==== Data to process ====

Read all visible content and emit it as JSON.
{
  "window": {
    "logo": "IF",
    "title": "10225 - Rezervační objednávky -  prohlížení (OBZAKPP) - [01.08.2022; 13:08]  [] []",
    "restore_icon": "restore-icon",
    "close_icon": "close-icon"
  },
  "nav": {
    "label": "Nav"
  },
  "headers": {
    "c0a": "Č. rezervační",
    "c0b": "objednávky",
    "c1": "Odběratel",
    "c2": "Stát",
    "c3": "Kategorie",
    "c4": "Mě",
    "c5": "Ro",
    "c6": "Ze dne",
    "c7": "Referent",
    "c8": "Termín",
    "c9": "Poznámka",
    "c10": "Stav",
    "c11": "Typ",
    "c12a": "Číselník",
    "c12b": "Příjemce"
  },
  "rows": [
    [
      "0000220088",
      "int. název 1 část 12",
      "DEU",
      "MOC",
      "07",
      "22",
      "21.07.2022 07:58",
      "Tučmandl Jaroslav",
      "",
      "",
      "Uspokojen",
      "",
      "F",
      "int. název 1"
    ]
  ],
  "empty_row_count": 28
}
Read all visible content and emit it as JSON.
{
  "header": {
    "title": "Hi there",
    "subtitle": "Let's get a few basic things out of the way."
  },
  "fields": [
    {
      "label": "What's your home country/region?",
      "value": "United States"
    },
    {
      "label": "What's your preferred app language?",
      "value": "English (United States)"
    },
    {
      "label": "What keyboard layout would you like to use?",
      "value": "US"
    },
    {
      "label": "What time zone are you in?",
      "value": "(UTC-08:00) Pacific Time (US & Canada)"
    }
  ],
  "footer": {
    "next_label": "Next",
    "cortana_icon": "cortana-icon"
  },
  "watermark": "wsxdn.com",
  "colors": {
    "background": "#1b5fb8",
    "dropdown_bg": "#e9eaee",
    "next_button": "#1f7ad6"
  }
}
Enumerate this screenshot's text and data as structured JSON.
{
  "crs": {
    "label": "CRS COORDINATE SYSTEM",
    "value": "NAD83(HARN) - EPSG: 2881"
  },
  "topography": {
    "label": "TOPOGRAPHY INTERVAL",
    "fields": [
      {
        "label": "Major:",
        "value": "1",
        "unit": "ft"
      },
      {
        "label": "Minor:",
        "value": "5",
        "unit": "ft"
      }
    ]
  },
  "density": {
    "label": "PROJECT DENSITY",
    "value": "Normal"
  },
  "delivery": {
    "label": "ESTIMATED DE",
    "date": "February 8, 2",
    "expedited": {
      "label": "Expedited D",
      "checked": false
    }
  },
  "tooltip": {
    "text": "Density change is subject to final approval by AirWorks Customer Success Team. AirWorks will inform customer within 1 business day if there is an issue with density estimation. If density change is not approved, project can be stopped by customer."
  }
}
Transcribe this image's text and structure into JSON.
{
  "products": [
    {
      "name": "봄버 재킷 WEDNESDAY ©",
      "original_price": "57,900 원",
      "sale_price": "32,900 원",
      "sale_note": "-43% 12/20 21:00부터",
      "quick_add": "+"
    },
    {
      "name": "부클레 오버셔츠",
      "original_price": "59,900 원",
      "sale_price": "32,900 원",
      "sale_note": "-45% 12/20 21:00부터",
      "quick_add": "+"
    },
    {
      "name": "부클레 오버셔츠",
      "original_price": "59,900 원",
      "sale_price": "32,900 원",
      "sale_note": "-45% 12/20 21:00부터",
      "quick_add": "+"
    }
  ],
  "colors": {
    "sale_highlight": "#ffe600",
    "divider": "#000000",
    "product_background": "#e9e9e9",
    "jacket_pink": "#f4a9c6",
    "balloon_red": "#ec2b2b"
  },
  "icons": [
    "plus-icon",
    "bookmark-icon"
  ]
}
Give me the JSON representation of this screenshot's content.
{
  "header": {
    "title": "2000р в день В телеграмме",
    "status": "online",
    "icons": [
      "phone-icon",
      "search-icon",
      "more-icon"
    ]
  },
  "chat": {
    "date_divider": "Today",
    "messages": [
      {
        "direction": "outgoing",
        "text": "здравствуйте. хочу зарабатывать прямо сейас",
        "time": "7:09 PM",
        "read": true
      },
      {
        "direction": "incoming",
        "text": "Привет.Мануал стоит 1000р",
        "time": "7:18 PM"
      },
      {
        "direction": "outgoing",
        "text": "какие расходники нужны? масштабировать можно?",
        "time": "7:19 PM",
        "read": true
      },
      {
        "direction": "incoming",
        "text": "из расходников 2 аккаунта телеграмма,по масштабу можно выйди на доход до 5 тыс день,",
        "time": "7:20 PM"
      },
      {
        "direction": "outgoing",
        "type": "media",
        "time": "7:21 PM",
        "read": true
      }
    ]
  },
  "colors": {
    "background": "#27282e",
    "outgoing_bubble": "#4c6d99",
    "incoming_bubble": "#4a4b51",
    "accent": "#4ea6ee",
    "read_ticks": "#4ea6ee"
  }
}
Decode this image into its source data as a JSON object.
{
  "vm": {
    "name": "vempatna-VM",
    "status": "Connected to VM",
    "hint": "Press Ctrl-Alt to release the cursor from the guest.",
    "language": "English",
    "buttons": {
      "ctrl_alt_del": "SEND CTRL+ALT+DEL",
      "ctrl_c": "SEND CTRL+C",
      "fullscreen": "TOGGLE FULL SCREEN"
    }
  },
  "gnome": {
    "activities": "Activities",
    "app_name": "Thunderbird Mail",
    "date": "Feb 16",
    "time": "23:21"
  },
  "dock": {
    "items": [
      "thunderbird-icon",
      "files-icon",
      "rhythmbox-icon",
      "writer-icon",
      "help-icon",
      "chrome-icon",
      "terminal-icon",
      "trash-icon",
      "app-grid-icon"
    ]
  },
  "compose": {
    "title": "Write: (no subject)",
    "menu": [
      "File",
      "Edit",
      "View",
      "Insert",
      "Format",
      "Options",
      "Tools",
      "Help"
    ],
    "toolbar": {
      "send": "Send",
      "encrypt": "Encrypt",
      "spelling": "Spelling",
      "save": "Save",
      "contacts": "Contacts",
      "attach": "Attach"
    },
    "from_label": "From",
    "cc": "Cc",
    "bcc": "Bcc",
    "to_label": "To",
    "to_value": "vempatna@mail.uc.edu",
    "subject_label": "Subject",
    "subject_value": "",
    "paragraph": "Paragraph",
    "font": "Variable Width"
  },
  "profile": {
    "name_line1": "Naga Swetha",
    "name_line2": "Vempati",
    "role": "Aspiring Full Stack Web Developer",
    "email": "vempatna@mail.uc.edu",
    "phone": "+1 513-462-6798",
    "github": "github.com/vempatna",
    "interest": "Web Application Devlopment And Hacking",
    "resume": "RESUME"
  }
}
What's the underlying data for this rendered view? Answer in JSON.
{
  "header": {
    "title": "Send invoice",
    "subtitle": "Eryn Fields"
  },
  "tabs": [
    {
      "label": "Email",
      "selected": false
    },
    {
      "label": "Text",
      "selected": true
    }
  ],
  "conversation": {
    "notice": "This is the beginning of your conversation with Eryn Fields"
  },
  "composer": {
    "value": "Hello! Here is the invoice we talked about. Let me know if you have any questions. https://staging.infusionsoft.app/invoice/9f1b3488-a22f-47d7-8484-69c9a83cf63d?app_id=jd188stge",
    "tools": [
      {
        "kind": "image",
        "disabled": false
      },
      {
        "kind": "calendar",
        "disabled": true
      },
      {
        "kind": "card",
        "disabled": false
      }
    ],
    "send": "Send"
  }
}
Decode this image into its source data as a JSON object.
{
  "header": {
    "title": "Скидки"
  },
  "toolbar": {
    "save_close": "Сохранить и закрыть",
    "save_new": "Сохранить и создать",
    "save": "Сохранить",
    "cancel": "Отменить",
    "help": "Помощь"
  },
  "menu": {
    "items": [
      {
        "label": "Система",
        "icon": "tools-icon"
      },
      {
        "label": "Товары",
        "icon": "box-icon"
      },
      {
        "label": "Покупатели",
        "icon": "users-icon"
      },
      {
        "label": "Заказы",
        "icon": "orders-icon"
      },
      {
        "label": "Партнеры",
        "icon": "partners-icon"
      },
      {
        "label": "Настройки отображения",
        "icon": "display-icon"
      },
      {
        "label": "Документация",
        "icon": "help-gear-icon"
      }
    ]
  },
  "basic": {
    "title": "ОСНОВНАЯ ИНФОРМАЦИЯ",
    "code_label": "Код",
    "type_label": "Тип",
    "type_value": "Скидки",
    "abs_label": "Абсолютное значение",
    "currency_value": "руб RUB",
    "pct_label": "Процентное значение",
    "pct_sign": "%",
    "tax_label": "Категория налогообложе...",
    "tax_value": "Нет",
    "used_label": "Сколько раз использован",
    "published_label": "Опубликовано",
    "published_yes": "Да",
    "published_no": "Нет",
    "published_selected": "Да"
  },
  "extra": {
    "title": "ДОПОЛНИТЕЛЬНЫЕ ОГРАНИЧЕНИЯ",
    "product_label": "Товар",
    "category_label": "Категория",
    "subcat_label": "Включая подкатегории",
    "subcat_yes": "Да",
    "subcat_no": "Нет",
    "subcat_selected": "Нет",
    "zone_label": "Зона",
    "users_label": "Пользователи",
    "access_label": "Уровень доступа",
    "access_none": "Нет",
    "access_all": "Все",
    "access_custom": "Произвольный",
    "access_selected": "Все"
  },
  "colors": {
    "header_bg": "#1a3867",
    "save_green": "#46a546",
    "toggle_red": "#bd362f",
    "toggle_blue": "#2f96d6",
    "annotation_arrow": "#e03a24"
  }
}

====

# [What the task requires]
What is the number of lines in the listing above that contain the string "JSON"? Give only the number.

# [Task output]
8